To do -> Below is a listing to write out in full, exactly as given, without its pictures.

=======

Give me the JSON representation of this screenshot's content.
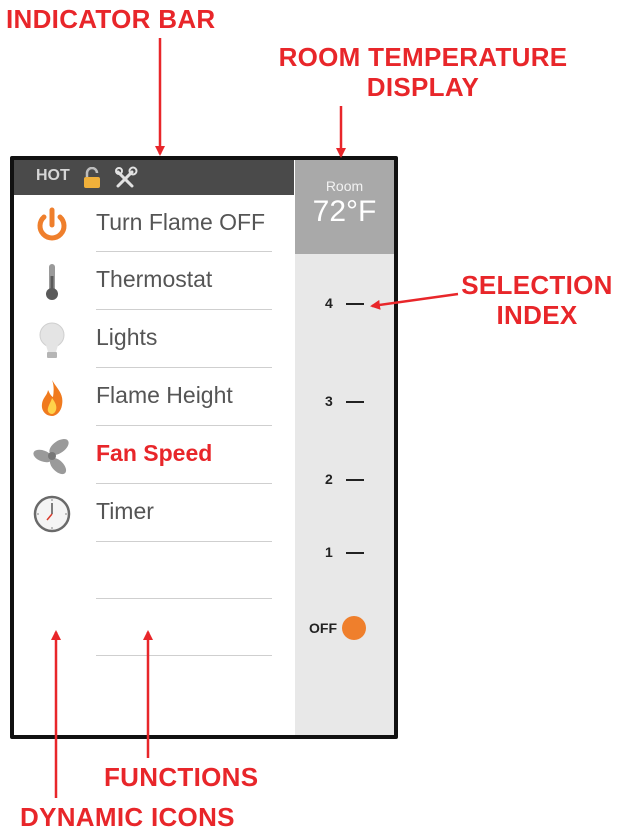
{
  "callouts": {
    "indicator_bar": "INDICATOR BAR",
    "room_temp_line1": "ROOM TEMPERATURE",
    "room_temp_line2": "DISPLAY",
    "selection_line1": "SELECTION",
    "selection_line2": "INDEX",
    "functions": "FUNCTIONS",
    "dynamic_icons": "DYNAMIC ICONS"
  },
  "indicator": {
    "hot": "HOT",
    "icons": [
      "lock-icon",
      "tools-icon"
    ]
  },
  "room": {
    "label": "Room",
    "temperature": "72°F"
  },
  "selection_index": {
    "levels": [
      "4",
      "3",
      "2",
      "1"
    ],
    "off": "OFF",
    "selected": "OFF"
  },
  "menu": {
    "items": [
      {
        "label": "Turn Flame OFF",
        "icon": "power-icon"
      },
      {
        "label": "Thermostat",
        "icon": "thermometer-icon"
      },
      {
        "label": "Lights",
        "icon": "light-bulb-icon"
      },
      {
        "label": "Flame Height",
        "icon": "flame-icon"
      },
      {
        "label": "Fan Speed",
        "icon": "fan-icon",
        "active": true
      },
      {
        "label": "Timer",
        "icon": "clock-icon"
      }
    ]
  },
  "colors": {
    "callout": "#e8262a",
    "accent_orange": "#ef7f2c",
    "indicator_bar": "#4a4a4a",
    "room_box": "#a9a9a9",
    "panel": "#e8e8e8"
  }
}
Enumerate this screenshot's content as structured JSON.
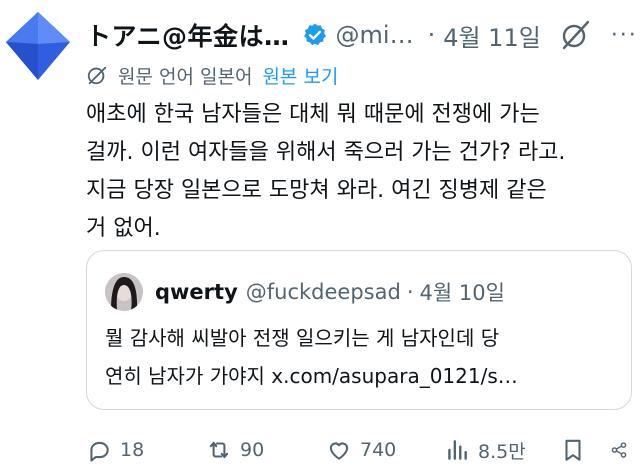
{
  "tweet": {
    "author_name": "トアニ@年金は…",
    "handle": "@mi…",
    "separator": "·",
    "date": "4월 11일",
    "more": "···",
    "translate_label": "원문 언어 일본어",
    "translate_link": "원본 보기",
    "body_lines": [
      "애초에 한국 남자들은 대체 뭐 때문에 전쟁에 가는",
      "걸까. 이런 여자들을 위해서 죽으러 가는 건가? 라고.",
      "지금 당장 일본으로 도망쳐 와라. 여긴 징병제 같은",
      "거 없어."
    ]
  },
  "quote": {
    "author_name": "qwerty",
    "handle": "@fuckdeepsad",
    "separator": "·",
    "date": "4월 10일",
    "body_lines": [
      "뭘 감사해 씨발아 전쟁 일으키는 게 남자인데 당",
      "연히 남자가 가야지 x.com/asupara_0121/s…"
    ]
  },
  "actions": {
    "replies": "18",
    "retweets": "90",
    "likes": "740",
    "views": "8.5만"
  },
  "colors": {
    "accent": "#1d9bf0",
    "muted": "#536471",
    "avatar_blue": "#3f6fe8"
  },
  "icons": [
    "verified-badge-icon",
    "grok-icon",
    "translate-icon",
    "reply-icon",
    "retweet-icon",
    "like-icon",
    "views-icon",
    "bookmark-icon",
    "share-icon"
  ]
}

=======

Output of the task ->
Give me the JSON representation of this screenshot's content.
{
  "callouts": {
    "indicator_bar": "INDICATOR BAR",
    "room_temp_line1": "ROOM TEMPERATURE",
    "room_temp_line2": "DISPLAY",
    "selection_line1": "SELECTION",
    "selection_line2": "INDEX",
    "functions": "FUNCTIONS",
    "dynamic_icons": "DYNAMIC ICONS"
  },
  "indicator": {
    "hot": "HOT",
    "icons": [
      "lock-icon",
      "tools-icon"
    ]
  },
  "room": {
    "label": "Room",
    "temperature": "72°F"
  },
  "selection_index": {
    "levels": [
      "4",
      "3",
      "2",
      "1"
    ],
    "off": "OFF",
    "selected": "OFF"
  },
  "menu": {
    "items": [
      {
        "label": "Turn Flame OFF",
        "icon": "power-icon"
      },
      {
        "label": "Thermostat",
        "icon": "thermometer-icon"
      },
      {
        "label": "Lights",
        "icon": "light-bulb-icon"
      },
      {
        "label": "Flame Height",
        "icon": "flame-icon"
      },
      {
        "label": "Fan Speed",
        "icon": "fan-icon",
        "active": true
      },
      {
        "label": "Timer",
        "icon": "clock-icon"
      }
    ]
  },
  "colors": {
    "callout": "#e8262a",
    "accent_orange": "#ef7f2c",
    "indicator_bar": "#4a4a4a",
    "room_box": "#a9a9a9",
    "panel": "#e8e8e8"
  }
}
Enumerate this screenshot's content as structured JSON.
{
  "tweet": {
    "author_name": "トアニ@年金は…",
    "handle": "@mi…",
    "separator": "·",
    "date": "4월 11일",
    "more": "···",
    "translate_label": "원문 언어 일본어",
    "translate_link": "원본 보기",
    "body_lines": [
      "애초에 한국 남자들은 대체 뭐 때문에 전쟁에 가는",
      "걸까. 이런 여자들을 위해서 죽으러 가는 건가? 라고.",
      "지금 당장 일본으로 도망쳐 와라. 여긴 징병제 같은",
      "거 없어."
    ]
  },
  "quote": {
    "author_name": "qwerty",
    "handle": "@fuckdeepsad",
    "separator": "·",
    "date": "4월 10일",
    "body_lines": [
      "뭘 감사해 씨발아 전쟁 일으키는 게 남자인데 당",
      "연히 남자가 가야지 x.com/asupara_0121/s…"
    ]
  },
  "actions": {
    "replies": "18",
    "retweets": "90",
    "likes": "740",
    "views": "8.5만"
  },
  "colors": {
    "accent": "#1d9bf0",
    "muted": "#536471",
    "avatar_blue": "#3f6fe8"
  },
  "icons": [
    "verified-badge-icon",
    "grok-icon",
    "translate-icon",
    "reply-icon",
    "retweet-icon",
    "like-icon",
    "views-icon",
    "bookmark-icon",
    "share-icon"
  ]
}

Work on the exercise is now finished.